**Goal of the exercise:**
Copy each line of the entries that contains the word "Turkey".

++++++

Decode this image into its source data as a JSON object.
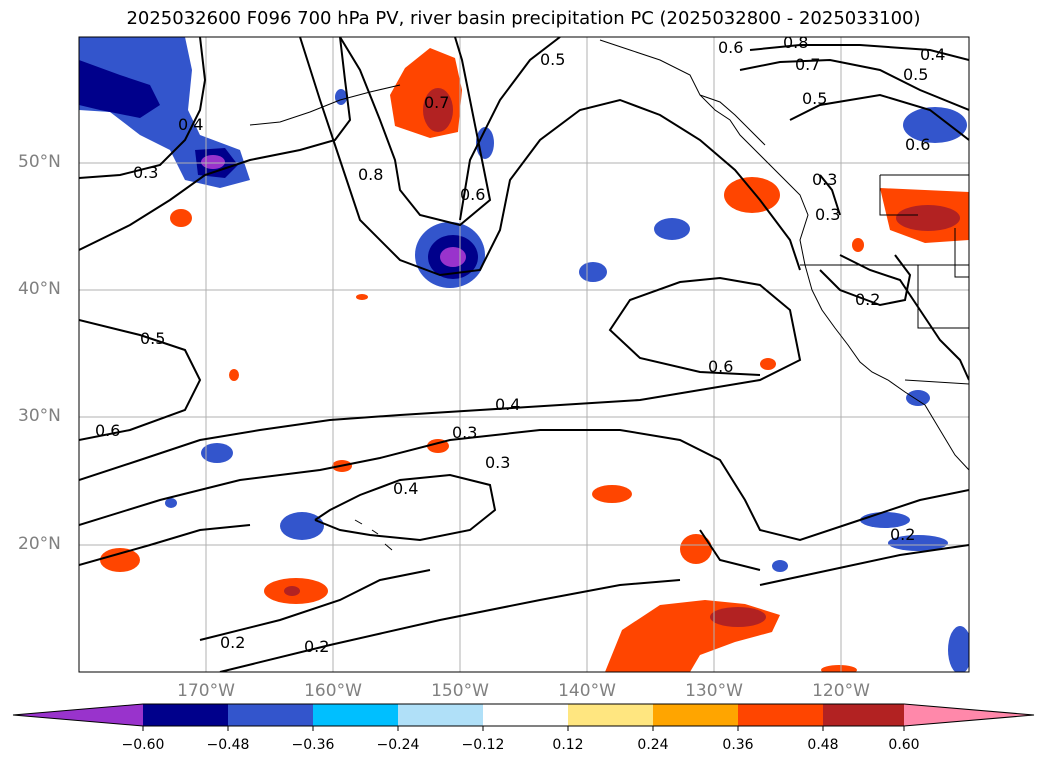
{
  "title": "2025032600 F096 700 hPa PV, river basin precipitation PC (2025032800 - 2025033100)",
  "lat_labels": [
    "50°N",
    "40°N",
    "30°N",
    "20°N"
  ],
  "lon_labels": [
    "170°W",
    "160°W",
    "150°W",
    "140°W",
    "130°W",
    "120°W"
  ],
  "contour_labels": [
    "0.5",
    "0.6",
    "0.8",
    "0.7",
    "0.4",
    "0.5",
    "0.5",
    "0.6",
    "0.3",
    "0.4",
    "0.8",
    "0.7",
    "0.6",
    "0.3",
    "0.3",
    "0.2",
    "0.5",
    "0.6",
    "0.6",
    "0.4",
    "0.3",
    "0.3",
    "0.4",
    "0.2",
    "0.2",
    "0.2"
  ],
  "colorbar": {
    "ticks": [
      "−0.60",
      "−0.48",
      "−0.36",
      "−0.24",
      "−0.12",
      "0.12",
      "0.24",
      "0.36",
      "0.48",
      "0.60"
    ],
    "colors": [
      "#9933cc",
      "#00008b",
      "#3355cc",
      "#00bfff",
      "#b0e0f8",
      "#ffffff",
      "#ffe680",
      "#ffa500",
      "#ff4500",
      "#b22222",
      "#ff88aa"
    ]
  }
}
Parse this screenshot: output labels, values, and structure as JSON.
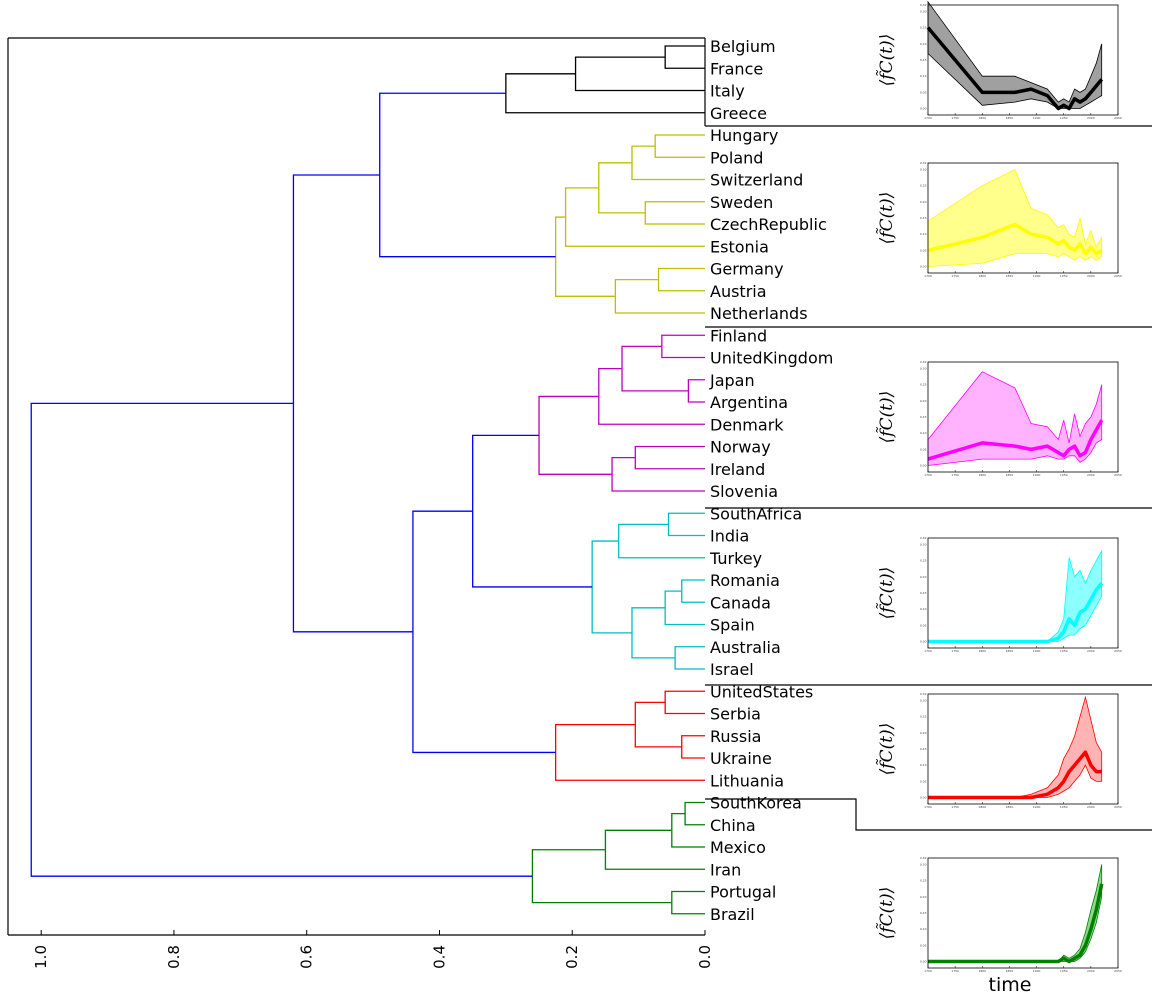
{
  "chart_data": [
    {
      "type": "dendrogram",
      "orientation": "left",
      "xlim": [
        1.05,
        0.0
      ],
      "xticks": [
        "1.0",
        "0.8",
        "0.6",
        "0.4",
        "0.2",
        "0.0"
      ],
      "xtick_values": [
        1.0,
        0.8,
        0.6,
        0.4,
        0.2,
        0.0
      ],
      "leaves": [
        "Belgium",
        "France",
        "Italy",
        "Greece",
        "Hungary",
        "Poland",
        "Switzerland",
        "Sweden",
        "CzechRepublic",
        "Estonia",
        "Germany",
        "Austria",
        "Netherlands",
        "Finland",
        "UnitedKingdom",
        "Japan",
        "Argentina",
        "Denmark",
        "Norway",
        "Ireland",
        "Slovenia",
        "SouthAfrica",
        "India",
        "Turkey",
        "Romania",
        "Canada",
        "Spain",
        "Australia",
        "Israel",
        "UnitedStates",
        "Serbia",
        "Russia",
        "Ukraine",
        "Lithuania",
        "SouthKorea",
        "China",
        "Mexico",
        "Iran",
        "Portugal",
        "Brazil"
      ],
      "links": [
        {
          "a": "Belgium",
          "b": "France",
          "height": 0.06,
          "color": "#000000"
        },
        {
          "a": "Belgium+France",
          "b": "Italy",
          "height": 0.195,
          "color": "#000000"
        },
        {
          "a": "Belgium+France+Italy",
          "b": "Greece",
          "height": 0.3,
          "color": "#000000"
        },
        {
          "a": "Hungary",
          "b": "Poland",
          "height": 0.075,
          "color": "#bfbf00"
        },
        {
          "a": "Hungary+Poland",
          "b": "Switzerland",
          "height": 0.11,
          "color": "#bfbf00"
        },
        {
          "a": "Sweden",
          "b": "CzechRepublic",
          "height": 0.09,
          "color": "#bfbf00"
        },
        {
          "a": "Hungary..Switzerland",
          "b": "Sweden+CzechRepublic",
          "height": 0.16,
          "color": "#bfbf00"
        },
        {
          "a": "Hungary..CzechRepublic",
          "b": "Estonia",
          "height": 0.21,
          "color": "#bfbf00"
        },
        {
          "a": "Germany",
          "b": "Austria",
          "height": 0.07,
          "color": "#bfbf00"
        },
        {
          "a": "Germany+Austria",
          "b": "Netherlands",
          "height": 0.135,
          "color": "#bfbf00"
        },
        {
          "a": "Hungary..Estonia",
          "b": "Germany..Netherlands",
          "height": 0.225,
          "color": "#bfbf00"
        },
        {
          "a": "Belgium..Greece",
          "b": "Hungary..Netherlands",
          "height": 0.49,
          "color": "#0000ff"
        },
        {
          "a": "Finland",
          "b": "UnitedKingdom",
          "height": 0.065,
          "color": "#bf00bf"
        },
        {
          "a": "Japan",
          "b": "Argentina",
          "height": 0.025,
          "color": "#bf00bf"
        },
        {
          "a": "Finland+UnitedKingdom",
          "b": "Japan+Argentina",
          "height": 0.125,
          "color": "#bf00bf"
        },
        {
          "a": "Finland..Argentina",
          "b": "Denmark",
          "height": 0.16,
          "color": "#bf00bf"
        },
        {
          "a": "Norway",
          "b": "Ireland",
          "height": 0.105,
          "color": "#bf00bf"
        },
        {
          "a": "Norway+Ireland",
          "b": "Slovenia",
          "height": 0.14,
          "color": "#bf00bf"
        },
        {
          "a": "Finland..Denmark",
          "b": "Norway..Slovenia",
          "height": 0.25,
          "color": "#bf00bf"
        },
        {
          "a": "SouthAfrica",
          "b": "India",
          "height": 0.055,
          "color": "#00bfbf"
        },
        {
          "a": "SouthAfrica+India",
          "b": "Turkey",
          "height": 0.13,
          "color": "#00bfbf"
        },
        {
          "a": "Romania",
          "b": "Canada",
          "height": 0.035,
          "color": "#00bfbf"
        },
        {
          "a": "Romania+Canada",
          "b": "Spain",
          "height": 0.06,
          "color": "#00bfbf"
        },
        {
          "a": "Australia",
          "b": "Israel",
          "height": 0.045,
          "color": "#00bfbf"
        },
        {
          "a": "Romania..Spain",
          "b": "Australia+Israel",
          "height": 0.11,
          "color": "#00bfbf"
        },
        {
          "a": "SouthAfrica..Turkey",
          "b": "Romania..Israel",
          "height": 0.17,
          "color": "#00bfbf"
        },
        {
          "a": "Finland..Slovenia",
          "b": "SouthAfrica..Israel",
          "height": 0.35,
          "color": "#0000ff"
        },
        {
          "a": "UnitedStates",
          "b": "Serbia",
          "height": 0.06,
          "color": "#ff0000"
        },
        {
          "a": "Russia",
          "b": "Ukraine",
          "height": 0.035,
          "color": "#ff0000"
        },
        {
          "a": "UnitedStates+Serbia",
          "b": "Russia+Ukraine",
          "height": 0.105,
          "color": "#ff0000"
        },
        {
          "a": "UnitedStates..Ukraine",
          "b": "Lithuania",
          "height": 0.225,
          "color": "#ff0000"
        },
        {
          "a": "Finland..Israel",
          "b": "UnitedStates..Lithuania",
          "height": 0.44,
          "color": "#0000ff"
        },
        {
          "a": "Belgium..Netherlands",
          "b": "Finland..Lithuania",
          "height": 0.62,
          "color": "#0000ff"
        },
        {
          "a": "SouthKorea",
          "b": "China",
          "height": 0.03,
          "color": "#008000"
        },
        {
          "a": "SouthKorea+China",
          "b": "Mexico",
          "height": 0.05,
          "color": "#008000"
        },
        {
          "a": "SouthKorea..Mexico",
          "b": "Iran",
          "height": 0.15,
          "color": "#008000"
        },
        {
          "a": "Portugal",
          "b": "Brazil",
          "height": 0.05,
          "color": "#008000"
        },
        {
          "a": "SouthKorea..Iran",
          "b": "Portugal+Brazil",
          "height": 0.26,
          "color": "#008000"
        },
        {
          "a": "Belgium..Lithuania",
          "b": "SouthKorea..Brazil",
          "height": 1.015,
          "color": "#0000ff"
        }
      ]
    },
    {
      "type": "area-line-panels",
      "ylabel": "⟨f̃C(t)⟩",
      "xlabel": "time",
      "x": [
        1700,
        1800,
        1860,
        1890,
        1920,
        1940,
        1950,
        1960,
        1970,
        1980,
        1990,
        2000,
        2010,
        2020
      ],
      "xticks": [
        "1700",
        "1750",
        "1800",
        "1850",
        "1900",
        "1950",
        "2000",
        "2050"
      ],
      "xtick_values": [
        1700,
        1750,
        1800,
        1850,
        1900,
        1950,
        2000,
        2050
      ],
      "panels": [
        {
          "color": "#000000",
          "fill": "#808080",
          "ylim": [
            -0.02,
            0.32
          ],
          "yticks": [
            "0.00",
            "0.05",
            "0.10",
            "0.15",
            "0.20",
            "0.25",
            "0.30",
            "0.32"
          ],
          "mean": [
            0.25,
            0.05,
            0.05,
            0.06,
            0.04,
            0.0,
            0.01,
            0.0,
            0.03,
            0.02,
            0.03,
            0.05,
            0.07,
            0.09
          ],
          "upper": [
            0.33,
            0.1,
            0.1,
            0.08,
            0.06,
            0.02,
            0.03,
            0.02,
            0.06,
            0.05,
            0.06,
            0.1,
            0.14,
            0.2
          ],
          "lower": [
            0.17,
            0.01,
            0.02,
            0.03,
            0.02,
            0.0,
            0.0,
            0.0,
            0.0,
            0.0,
            0.01,
            0.02,
            0.03,
            0.04
          ]
        },
        {
          "color": "#ffff00",
          "fill": "#ffff66",
          "ylim": [
            -0.02,
            0.32
          ],
          "yticks": [
            "0.00",
            "0.05",
            "0.10",
            "0.15",
            "0.20",
            "0.25",
            "0.30",
            "0.32"
          ],
          "mean": [
            0.05,
            0.09,
            0.13,
            0.1,
            0.09,
            0.07,
            0.08,
            0.06,
            0.05,
            0.07,
            0.04,
            0.06,
            0.04,
            0.05
          ],
          "upper": [
            0.14,
            0.25,
            0.3,
            0.18,
            0.16,
            0.12,
            0.13,
            0.1,
            0.09,
            0.15,
            0.07,
            0.11,
            0.06,
            0.09
          ],
          "lower": [
            0.0,
            0.01,
            0.04,
            0.04,
            0.04,
            0.03,
            0.04,
            0.03,
            0.02,
            0.03,
            0.02,
            0.03,
            0.02,
            0.03
          ]
        },
        {
          "color": "#ff00ff",
          "fill": "#ff99ff",
          "ylim": [
            -0.02,
            0.32
          ],
          "yticks": [
            "0.00",
            "0.05",
            "0.10",
            "0.15",
            "0.20",
            "0.25",
            "0.30",
            "0.32"
          ],
          "mean": [
            0.02,
            0.07,
            0.06,
            0.05,
            0.06,
            0.04,
            0.03,
            0.05,
            0.06,
            0.03,
            0.04,
            0.08,
            0.11,
            0.14
          ],
          "upper": [
            0.08,
            0.29,
            0.24,
            0.13,
            0.12,
            0.08,
            0.14,
            0.07,
            0.16,
            0.09,
            0.13,
            0.15,
            0.19,
            0.25
          ],
          "lower": [
            0.0,
            0.02,
            0.02,
            0.02,
            0.03,
            0.02,
            0.02,
            0.03,
            0.03,
            0.01,
            0.02,
            0.04,
            0.07,
            0.08
          ]
        },
        {
          "color": "#00ffff",
          "fill": "#66ffff",
          "ylim": [
            -0.02,
            0.32
          ],
          "yticks": [
            "0.00",
            "0.05",
            "0.10",
            "0.15",
            "0.20",
            "0.25",
            "0.30",
            "0.32"
          ],
          "mean": [
            0.0,
            0.0,
            0.0,
            0.0,
            0.0,
            0.01,
            0.03,
            0.07,
            0.05,
            0.09,
            0.1,
            0.13,
            0.16,
            0.18
          ],
          "upper": [
            0.0,
            0.0,
            0.0,
            0.0,
            0.0,
            0.03,
            0.07,
            0.26,
            0.2,
            0.22,
            0.18,
            0.22,
            0.25,
            0.28
          ],
          "lower": [
            0.0,
            0.0,
            0.0,
            0.0,
            0.0,
            0.0,
            0.01,
            0.02,
            0.02,
            0.04,
            0.05,
            0.08,
            0.11,
            0.14
          ]
        },
        {
          "color": "#ff0000",
          "fill": "#ff9999",
          "ylim": [
            -0.02,
            0.32
          ],
          "yticks": [
            "0.00",
            "0.05",
            "0.10",
            "0.15",
            "0.20",
            "0.25",
            "0.30",
            "0.32"
          ],
          "mean": [
            0.0,
            0.0,
            0.0,
            0.0,
            0.01,
            0.03,
            0.05,
            0.08,
            0.1,
            0.12,
            0.14,
            0.1,
            0.08,
            0.08
          ],
          "upper": [
            0.0,
            0.0,
            0.0,
            0.01,
            0.03,
            0.07,
            0.12,
            0.15,
            0.19,
            0.25,
            0.31,
            0.24,
            0.17,
            0.14
          ],
          "lower": [
            0.0,
            0.0,
            0.0,
            0.0,
            0.0,
            0.01,
            0.02,
            0.03,
            0.05,
            0.07,
            0.1,
            0.06,
            0.05,
            0.05
          ]
        },
        {
          "color": "#008000",
          "fill": "#66cc66",
          "ylim": [
            -0.02,
            0.32
          ],
          "yticks": [
            "0.00",
            "0.05",
            "0.10",
            "0.15",
            "0.20",
            "0.25",
            "0.30",
            "0.32"
          ],
          "mean": [
            0.0,
            0.0,
            0.0,
            0.0,
            0.0,
            0.0,
            0.01,
            0.0,
            0.01,
            0.02,
            0.05,
            0.1,
            0.16,
            0.24
          ],
          "upper": [
            0.0,
            0.0,
            0.0,
            0.0,
            0.0,
            0.0,
            0.02,
            0.01,
            0.02,
            0.04,
            0.09,
            0.16,
            0.22,
            0.3
          ],
          "lower": [
            0.0,
            0.0,
            0.0,
            0.0,
            0.0,
            0.0,
            0.0,
            0.0,
            0.0,
            0.01,
            0.03,
            0.07,
            0.12,
            0.2
          ]
        }
      ]
    }
  ]
}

++++++

**Finished exercise:**
        "Turkey",
          "b": "Turkey",
          "a": "SouthAfrica..Turkey",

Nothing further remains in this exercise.